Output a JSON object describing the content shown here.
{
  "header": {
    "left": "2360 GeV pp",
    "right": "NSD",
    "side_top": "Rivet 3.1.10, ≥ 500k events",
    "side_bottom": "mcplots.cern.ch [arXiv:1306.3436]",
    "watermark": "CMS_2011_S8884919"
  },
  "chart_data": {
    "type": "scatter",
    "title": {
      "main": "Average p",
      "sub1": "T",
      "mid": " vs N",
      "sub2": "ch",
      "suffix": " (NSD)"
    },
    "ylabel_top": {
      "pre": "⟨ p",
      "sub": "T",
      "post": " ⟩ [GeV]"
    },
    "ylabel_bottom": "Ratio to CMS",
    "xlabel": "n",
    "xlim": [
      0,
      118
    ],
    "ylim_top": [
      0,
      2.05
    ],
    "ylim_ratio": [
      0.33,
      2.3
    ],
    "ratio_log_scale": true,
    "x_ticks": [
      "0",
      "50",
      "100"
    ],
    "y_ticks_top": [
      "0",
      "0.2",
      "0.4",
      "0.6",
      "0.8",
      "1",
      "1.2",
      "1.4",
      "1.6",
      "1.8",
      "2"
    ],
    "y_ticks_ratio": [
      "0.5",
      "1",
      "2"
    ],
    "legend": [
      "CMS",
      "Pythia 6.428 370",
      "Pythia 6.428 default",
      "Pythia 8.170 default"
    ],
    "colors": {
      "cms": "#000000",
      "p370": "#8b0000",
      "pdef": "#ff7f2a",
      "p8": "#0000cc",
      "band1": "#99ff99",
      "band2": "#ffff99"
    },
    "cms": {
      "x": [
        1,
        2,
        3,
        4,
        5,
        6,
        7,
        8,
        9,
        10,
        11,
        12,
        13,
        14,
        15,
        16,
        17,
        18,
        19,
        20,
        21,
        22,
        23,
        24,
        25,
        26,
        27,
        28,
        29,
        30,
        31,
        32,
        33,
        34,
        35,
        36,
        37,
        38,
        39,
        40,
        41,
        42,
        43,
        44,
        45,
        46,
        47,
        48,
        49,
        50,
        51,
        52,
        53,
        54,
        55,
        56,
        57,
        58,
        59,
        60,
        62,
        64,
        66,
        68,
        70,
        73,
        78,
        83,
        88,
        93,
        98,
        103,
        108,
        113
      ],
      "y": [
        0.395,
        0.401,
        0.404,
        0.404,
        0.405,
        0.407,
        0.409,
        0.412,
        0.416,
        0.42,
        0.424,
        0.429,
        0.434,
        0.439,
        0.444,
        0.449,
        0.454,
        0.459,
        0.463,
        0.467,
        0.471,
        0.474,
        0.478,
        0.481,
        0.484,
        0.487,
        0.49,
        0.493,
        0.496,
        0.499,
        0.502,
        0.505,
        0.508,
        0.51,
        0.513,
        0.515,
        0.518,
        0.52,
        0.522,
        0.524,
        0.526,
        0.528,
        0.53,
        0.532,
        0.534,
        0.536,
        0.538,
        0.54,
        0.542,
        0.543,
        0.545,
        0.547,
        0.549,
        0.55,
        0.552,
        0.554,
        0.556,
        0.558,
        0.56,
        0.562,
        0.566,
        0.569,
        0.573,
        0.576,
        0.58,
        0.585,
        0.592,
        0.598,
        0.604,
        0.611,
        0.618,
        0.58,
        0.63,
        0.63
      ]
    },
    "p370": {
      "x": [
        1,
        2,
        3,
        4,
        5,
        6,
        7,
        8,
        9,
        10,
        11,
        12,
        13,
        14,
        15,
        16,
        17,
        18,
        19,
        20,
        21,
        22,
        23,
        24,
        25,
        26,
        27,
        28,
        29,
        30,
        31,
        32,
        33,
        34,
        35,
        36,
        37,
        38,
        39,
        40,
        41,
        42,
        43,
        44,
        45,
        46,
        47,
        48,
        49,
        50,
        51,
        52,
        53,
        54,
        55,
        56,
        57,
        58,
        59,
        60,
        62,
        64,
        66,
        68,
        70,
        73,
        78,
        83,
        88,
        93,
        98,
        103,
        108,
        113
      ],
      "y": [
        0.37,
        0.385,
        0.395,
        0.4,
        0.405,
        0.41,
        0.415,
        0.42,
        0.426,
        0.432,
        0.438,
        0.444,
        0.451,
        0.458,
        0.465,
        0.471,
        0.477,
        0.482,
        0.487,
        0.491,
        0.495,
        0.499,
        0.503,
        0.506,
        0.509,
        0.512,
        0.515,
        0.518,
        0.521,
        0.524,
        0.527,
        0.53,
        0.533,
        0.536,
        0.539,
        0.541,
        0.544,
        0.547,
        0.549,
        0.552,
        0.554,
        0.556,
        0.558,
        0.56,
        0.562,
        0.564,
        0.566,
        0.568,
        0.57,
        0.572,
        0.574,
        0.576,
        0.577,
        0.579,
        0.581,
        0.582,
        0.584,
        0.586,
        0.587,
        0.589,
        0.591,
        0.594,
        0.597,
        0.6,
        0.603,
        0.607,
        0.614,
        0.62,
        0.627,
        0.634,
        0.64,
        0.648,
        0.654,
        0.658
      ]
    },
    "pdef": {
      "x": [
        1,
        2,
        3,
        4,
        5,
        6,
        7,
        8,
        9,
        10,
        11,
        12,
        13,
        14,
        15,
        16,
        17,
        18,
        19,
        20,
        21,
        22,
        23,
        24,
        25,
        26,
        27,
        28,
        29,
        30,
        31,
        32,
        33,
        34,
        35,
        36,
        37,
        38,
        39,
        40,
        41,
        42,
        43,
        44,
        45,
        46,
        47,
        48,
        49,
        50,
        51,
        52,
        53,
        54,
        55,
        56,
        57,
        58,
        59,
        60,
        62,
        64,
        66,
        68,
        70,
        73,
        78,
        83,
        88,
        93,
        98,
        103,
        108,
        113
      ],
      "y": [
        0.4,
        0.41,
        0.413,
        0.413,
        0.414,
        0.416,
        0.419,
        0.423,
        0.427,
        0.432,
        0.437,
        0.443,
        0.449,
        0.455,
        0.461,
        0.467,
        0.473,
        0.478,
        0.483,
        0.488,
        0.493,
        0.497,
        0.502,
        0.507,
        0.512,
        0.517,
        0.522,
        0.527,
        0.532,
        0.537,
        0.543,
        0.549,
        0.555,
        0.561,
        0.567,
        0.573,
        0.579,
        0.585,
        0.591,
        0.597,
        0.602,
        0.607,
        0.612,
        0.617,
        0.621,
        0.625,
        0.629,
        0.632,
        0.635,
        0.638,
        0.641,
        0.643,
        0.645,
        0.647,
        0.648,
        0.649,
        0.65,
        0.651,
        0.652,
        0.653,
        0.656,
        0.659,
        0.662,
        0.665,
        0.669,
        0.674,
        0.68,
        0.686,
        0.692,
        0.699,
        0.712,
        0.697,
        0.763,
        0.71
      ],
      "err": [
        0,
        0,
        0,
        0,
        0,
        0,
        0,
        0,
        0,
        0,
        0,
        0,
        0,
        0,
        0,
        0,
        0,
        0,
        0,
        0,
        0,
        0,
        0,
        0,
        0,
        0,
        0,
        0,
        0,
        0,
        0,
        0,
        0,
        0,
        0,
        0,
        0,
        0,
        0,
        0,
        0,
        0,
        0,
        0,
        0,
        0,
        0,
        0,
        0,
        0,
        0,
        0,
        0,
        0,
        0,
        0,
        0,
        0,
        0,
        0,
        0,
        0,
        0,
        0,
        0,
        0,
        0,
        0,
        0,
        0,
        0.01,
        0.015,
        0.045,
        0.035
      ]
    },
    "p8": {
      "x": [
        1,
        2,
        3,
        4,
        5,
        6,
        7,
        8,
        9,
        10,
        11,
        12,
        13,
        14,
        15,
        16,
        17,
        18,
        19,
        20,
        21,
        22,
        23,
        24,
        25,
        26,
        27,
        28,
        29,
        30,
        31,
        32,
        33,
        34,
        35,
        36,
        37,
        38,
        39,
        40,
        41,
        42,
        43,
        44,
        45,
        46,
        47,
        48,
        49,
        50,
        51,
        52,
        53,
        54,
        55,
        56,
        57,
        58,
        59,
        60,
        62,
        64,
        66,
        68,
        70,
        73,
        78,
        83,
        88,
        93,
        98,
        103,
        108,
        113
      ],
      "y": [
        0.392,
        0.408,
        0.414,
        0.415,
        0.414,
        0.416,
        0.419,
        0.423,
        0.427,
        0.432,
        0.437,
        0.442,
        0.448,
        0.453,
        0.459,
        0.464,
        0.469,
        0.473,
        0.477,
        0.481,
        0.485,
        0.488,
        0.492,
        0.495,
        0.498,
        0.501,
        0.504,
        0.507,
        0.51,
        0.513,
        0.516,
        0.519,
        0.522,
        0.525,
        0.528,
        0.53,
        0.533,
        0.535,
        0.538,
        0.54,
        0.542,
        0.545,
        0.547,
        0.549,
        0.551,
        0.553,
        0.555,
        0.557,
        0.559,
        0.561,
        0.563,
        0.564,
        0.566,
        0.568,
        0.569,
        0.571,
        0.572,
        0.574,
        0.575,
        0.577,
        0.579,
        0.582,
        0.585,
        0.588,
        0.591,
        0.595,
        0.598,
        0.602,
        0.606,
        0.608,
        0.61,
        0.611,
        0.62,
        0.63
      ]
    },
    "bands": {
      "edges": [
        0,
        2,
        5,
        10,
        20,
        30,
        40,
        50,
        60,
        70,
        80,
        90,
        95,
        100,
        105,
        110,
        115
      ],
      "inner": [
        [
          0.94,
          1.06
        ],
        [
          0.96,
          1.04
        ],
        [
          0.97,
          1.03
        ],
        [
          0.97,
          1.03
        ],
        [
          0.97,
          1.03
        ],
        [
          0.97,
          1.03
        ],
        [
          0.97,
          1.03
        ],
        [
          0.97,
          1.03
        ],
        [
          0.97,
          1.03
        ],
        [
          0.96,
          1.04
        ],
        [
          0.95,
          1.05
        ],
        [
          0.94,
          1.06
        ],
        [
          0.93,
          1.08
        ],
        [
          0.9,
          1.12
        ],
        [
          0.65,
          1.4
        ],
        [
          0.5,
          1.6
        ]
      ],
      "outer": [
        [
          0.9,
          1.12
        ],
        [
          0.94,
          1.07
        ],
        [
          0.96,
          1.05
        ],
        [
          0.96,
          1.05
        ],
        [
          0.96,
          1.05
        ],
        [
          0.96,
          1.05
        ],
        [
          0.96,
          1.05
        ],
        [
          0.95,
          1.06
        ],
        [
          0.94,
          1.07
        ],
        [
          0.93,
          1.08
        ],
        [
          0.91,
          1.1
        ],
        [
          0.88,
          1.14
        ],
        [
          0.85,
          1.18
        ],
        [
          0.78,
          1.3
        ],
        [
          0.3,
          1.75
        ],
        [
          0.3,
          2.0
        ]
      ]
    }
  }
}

## [Directions for this task]
Identify the lines above that contain the word "Pythia", then copy them.

## [Problem solution]
      "Pythia 6.428 370",
      "Pythia 6.428 default",
      "Pythia 8.170 default"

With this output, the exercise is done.